start

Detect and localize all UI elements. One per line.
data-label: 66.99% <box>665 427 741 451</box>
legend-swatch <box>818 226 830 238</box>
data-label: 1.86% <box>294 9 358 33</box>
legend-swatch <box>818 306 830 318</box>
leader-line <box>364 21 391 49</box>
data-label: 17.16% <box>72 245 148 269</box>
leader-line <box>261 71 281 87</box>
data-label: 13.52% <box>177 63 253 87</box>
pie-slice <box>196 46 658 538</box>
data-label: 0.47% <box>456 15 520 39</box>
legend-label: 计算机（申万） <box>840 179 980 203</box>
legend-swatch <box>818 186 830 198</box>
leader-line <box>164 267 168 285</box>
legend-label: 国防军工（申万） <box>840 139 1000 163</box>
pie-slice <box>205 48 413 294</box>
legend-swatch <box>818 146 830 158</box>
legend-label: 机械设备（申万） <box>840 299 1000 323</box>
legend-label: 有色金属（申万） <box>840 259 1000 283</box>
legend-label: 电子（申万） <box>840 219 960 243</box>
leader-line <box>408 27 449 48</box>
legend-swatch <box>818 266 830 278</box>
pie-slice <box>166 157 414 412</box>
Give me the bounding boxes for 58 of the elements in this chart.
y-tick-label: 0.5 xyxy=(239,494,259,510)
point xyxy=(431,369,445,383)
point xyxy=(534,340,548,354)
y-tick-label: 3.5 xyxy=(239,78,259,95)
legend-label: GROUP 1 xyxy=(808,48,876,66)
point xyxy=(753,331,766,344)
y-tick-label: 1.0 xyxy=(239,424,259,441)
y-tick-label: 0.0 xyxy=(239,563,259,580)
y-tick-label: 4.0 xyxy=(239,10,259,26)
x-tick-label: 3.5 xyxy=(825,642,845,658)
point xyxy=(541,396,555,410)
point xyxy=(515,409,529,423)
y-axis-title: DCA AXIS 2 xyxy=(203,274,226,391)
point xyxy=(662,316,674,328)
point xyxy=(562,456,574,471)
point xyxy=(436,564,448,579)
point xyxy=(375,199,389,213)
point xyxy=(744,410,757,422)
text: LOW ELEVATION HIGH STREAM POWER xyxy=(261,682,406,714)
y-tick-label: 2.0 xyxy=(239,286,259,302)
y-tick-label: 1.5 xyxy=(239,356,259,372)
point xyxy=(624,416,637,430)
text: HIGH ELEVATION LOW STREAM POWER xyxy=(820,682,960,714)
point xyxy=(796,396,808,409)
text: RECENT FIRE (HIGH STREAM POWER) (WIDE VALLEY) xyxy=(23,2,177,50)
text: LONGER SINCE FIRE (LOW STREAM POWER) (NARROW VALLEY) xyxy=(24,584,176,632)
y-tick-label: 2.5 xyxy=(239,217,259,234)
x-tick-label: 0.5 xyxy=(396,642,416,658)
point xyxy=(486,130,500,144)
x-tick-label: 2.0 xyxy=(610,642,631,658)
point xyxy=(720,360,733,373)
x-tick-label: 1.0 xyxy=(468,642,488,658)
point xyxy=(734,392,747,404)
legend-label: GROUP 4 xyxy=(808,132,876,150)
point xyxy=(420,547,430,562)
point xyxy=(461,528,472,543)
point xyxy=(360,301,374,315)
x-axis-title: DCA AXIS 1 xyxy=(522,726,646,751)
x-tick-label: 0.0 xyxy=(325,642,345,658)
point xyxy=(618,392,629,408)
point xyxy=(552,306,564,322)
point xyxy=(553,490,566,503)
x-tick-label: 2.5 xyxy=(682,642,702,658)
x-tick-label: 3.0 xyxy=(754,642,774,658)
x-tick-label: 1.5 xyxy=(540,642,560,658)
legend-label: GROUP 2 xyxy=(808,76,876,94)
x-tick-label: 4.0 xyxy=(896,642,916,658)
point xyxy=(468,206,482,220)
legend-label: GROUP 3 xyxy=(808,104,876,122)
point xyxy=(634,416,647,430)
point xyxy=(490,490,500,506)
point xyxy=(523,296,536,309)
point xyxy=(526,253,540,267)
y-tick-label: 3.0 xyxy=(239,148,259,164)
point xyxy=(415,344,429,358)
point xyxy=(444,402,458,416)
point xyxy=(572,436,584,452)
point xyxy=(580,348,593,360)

end

* Problem description: Format every line of the records above as a numbered list, leaving out any blank lines.

* Solution to the problem:
1. Detect and localize all UI elements. One per line.
2. data-label: 66.99% <box>665 427 741 451</box>
3. legend-swatch <box>818 226 830 238</box>
4. data-label: 1.86% <box>294 9 358 33</box>
5. legend-swatch <box>818 306 830 318</box>
6. leader-line <box>364 21 391 49</box>
7. data-label: 17.16% <box>72 245 148 269</box>
8. leader-line <box>261 71 281 87</box>
9. data-label: 13.52% <box>177 63 253 87</box>
10. pie-slice <box>196 46 658 538</box>
11. data-label: 0.47% <box>456 15 520 39</box>
12. legend-label: 计算机（申万） <box>840 179 980 203</box>
13. legend-swatch <box>818 186 830 198</box>
14. leader-line <box>164 267 168 285</box>
15. legend-label: 国防军工（申万） <box>840 139 1000 163</box>
16. pie-slice <box>205 48 413 294</box>
17. legend-swatch <box>818 146 830 158</box>
18. legend-label: 机械设备（申万） <box>840 299 1000 323</box>
19. legend-label: 有色金属（申万） <box>840 259 1000 283</box>
20. legend-label: 电子（申万） <box>840 219 960 243</box>
21. leader-line <box>408 27 449 48</box>
22. legend-swatch <box>818 266 830 278</box>
23. pie-slice <box>166 157 414 412</box>
24. Give me the bounding boxes for 58 of the elements in this chart.
25. y-tick-label: 0.5 xyxy=(239,494,259,510)
26. point xyxy=(431,369,445,383)
27. point xyxy=(534,340,548,354)
28. y-tick-label: 3.5 xyxy=(239,78,259,95)
29. legend-label: GROUP 1 xyxy=(808,48,876,66)
30. point xyxy=(753,331,766,344)
31. y-tick-label: 1.0 xyxy=(239,424,259,441)
32. y-tick-label: 0.0 xyxy=(239,563,259,580)
33. y-tick-label: 4.0 xyxy=(239,10,259,26)
34. x-tick-label: 3.5 xyxy=(825,642,845,658)
35. point xyxy=(541,396,555,410)
36. point xyxy=(515,409,529,423)
37. y-axis-title: DCA AXIS 2 xyxy=(203,274,226,391)
38. point xyxy=(662,316,674,328)
39. point xyxy=(562,456,574,471)
40. point xyxy=(436,564,448,579)
41. point xyxy=(375,199,389,213)
42. point xyxy=(744,410,757,422)
43. text: LOW ELEVATION HIGH STREAM POWER xyxy=(261,682,406,714)
44. y-tick-label: 2.0 xyxy=(239,286,259,302)
45. y-tick-label: 1.5 xyxy=(239,356,259,372)
46. point xyxy=(624,416,637,430)
47. text: HIGH ELEVATION LOW STREAM POWER xyxy=(820,682,960,714)
48. point xyxy=(796,396,808,409)
49. text: RECENT FIRE (HIGH STREAM POWER) (WIDE VALLEY) xyxy=(23,2,177,50)
50. text: LONGER SINCE FIRE (LOW STREAM POWER) (NARROW VALLEY) xyxy=(24,584,176,632)
51. y-tick-label: 2.5 xyxy=(239,217,259,234)
52. x-tick-label: 0.5 xyxy=(396,642,416,658)
53. point xyxy=(486,130,500,144)
54. x-tick-label: 2.0 xyxy=(610,642,631,658)
55. point xyxy=(720,360,733,373)
56. x-tick-label: 1.0 xyxy=(468,642,488,658)
57. point xyxy=(734,392,747,404)
58. legend-label: GROUP 4 xyxy=(808,132,876,150)
59. point xyxy=(420,547,430,562)
60. point xyxy=(461,528,472,543)
61. point xyxy=(360,301,374,315)
62. x-axis-title: DCA AXIS 1 xyxy=(522,726,646,751)
63. x-tick-label: 0.0 xyxy=(325,642,345,658)
64. point xyxy=(618,392,629,408)
65. point xyxy=(552,306,564,322)
66. point xyxy=(553,490,566,503)
67. x-tick-label: 2.5 xyxy=(682,642,702,658)
68. x-tick-label: 3.0 xyxy=(754,642,774,658)
69. x-tick-label: 1.5 xyxy=(540,642,560,658)
70. legend-label: GROUP 2 xyxy=(808,76,876,94)
71. x-tick-label: 4.0 xyxy=(896,642,916,658)
72. point xyxy=(468,206,482,220)
73. legend-label: GROUP 3 xyxy=(808,104,876,122)
74. point xyxy=(634,416,647,430)
75. point xyxy=(490,490,500,506)
76. point xyxy=(523,296,536,309)
77. point xyxy=(526,253,540,267)
78. y-tick-label: 3.0 xyxy=(239,148,259,164)
79. point xyxy=(415,344,429,358)
80. point xyxy=(444,402,458,416)
81. point xyxy=(572,436,584,452)
82. point xyxy=(580,348,593,360)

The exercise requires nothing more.